● **Brief**
Scan the material and copy every line in which "this" appears.

● **Entries shown**
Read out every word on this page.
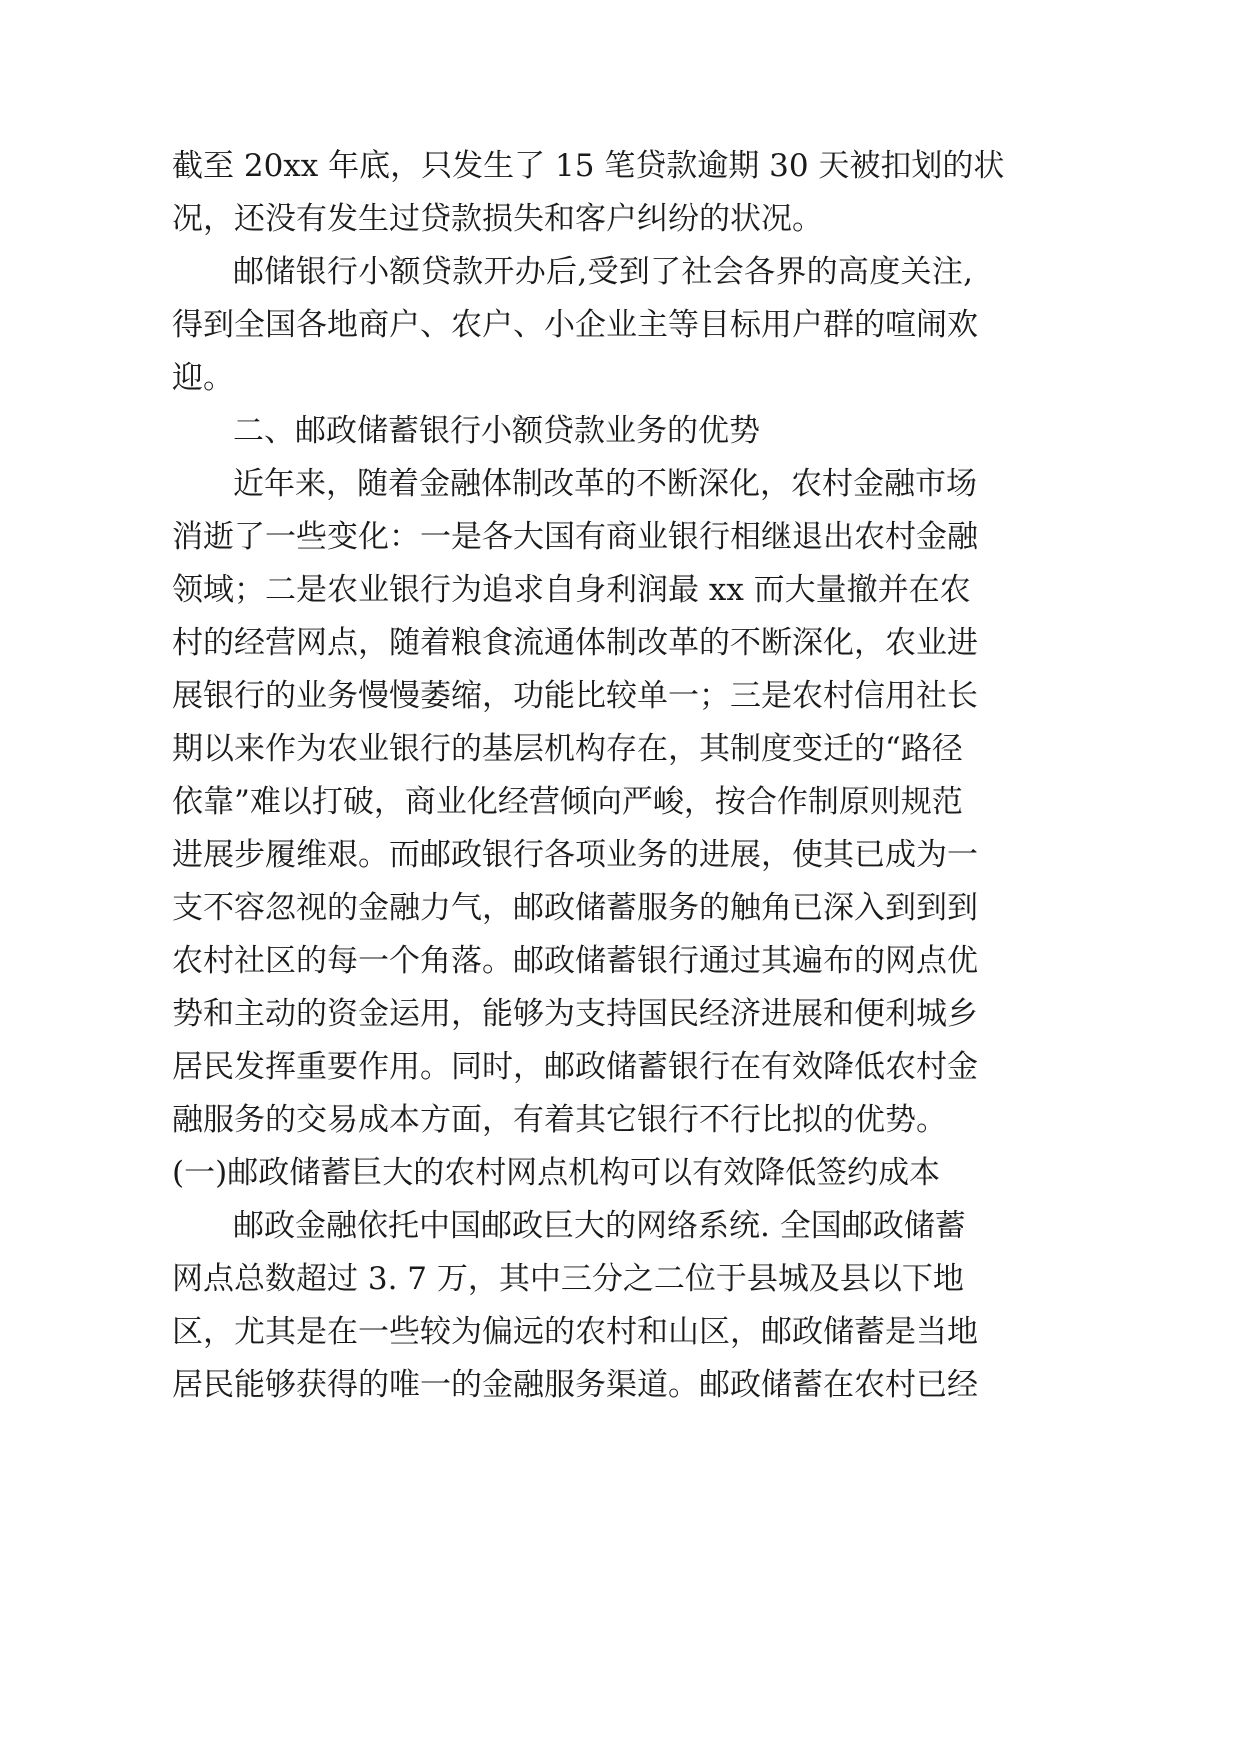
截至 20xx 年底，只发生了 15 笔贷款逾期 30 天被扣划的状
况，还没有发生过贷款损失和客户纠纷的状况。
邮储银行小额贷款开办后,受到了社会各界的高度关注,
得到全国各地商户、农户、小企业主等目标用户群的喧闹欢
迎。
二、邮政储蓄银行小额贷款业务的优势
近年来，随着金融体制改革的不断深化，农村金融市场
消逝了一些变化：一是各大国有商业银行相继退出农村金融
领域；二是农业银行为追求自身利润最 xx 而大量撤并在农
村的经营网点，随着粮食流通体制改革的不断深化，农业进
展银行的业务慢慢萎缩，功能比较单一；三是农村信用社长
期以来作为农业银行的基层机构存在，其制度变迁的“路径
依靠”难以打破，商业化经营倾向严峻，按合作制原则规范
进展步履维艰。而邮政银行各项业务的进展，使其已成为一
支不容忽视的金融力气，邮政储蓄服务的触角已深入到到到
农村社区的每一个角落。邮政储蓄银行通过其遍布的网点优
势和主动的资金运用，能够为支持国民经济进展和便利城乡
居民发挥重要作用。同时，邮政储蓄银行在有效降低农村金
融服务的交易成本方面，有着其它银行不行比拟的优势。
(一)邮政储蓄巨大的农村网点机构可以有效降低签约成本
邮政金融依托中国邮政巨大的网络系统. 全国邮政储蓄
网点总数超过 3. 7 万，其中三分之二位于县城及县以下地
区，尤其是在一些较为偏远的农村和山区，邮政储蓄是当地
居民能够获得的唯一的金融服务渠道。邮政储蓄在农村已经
* * *
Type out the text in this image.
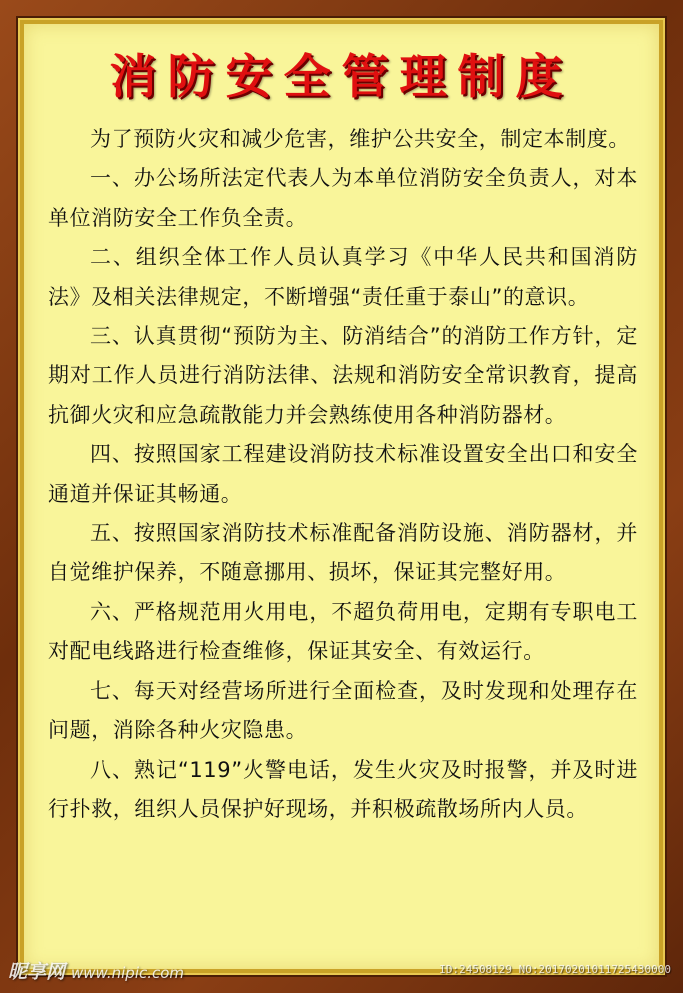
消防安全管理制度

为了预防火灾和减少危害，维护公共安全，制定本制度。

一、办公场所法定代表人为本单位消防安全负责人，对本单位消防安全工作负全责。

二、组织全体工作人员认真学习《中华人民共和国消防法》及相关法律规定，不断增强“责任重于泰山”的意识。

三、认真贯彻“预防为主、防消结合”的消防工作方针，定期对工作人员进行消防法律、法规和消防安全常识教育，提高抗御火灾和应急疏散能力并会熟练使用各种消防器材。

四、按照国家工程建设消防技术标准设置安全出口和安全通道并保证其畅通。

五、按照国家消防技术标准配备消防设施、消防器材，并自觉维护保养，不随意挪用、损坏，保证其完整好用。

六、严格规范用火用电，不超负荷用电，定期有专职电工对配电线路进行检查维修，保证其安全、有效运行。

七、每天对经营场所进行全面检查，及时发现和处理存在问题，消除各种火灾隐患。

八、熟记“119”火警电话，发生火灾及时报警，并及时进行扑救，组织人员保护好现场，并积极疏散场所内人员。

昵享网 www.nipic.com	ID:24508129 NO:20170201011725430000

● **Final answer**
Read out every word on this page.
Type out the text in this image.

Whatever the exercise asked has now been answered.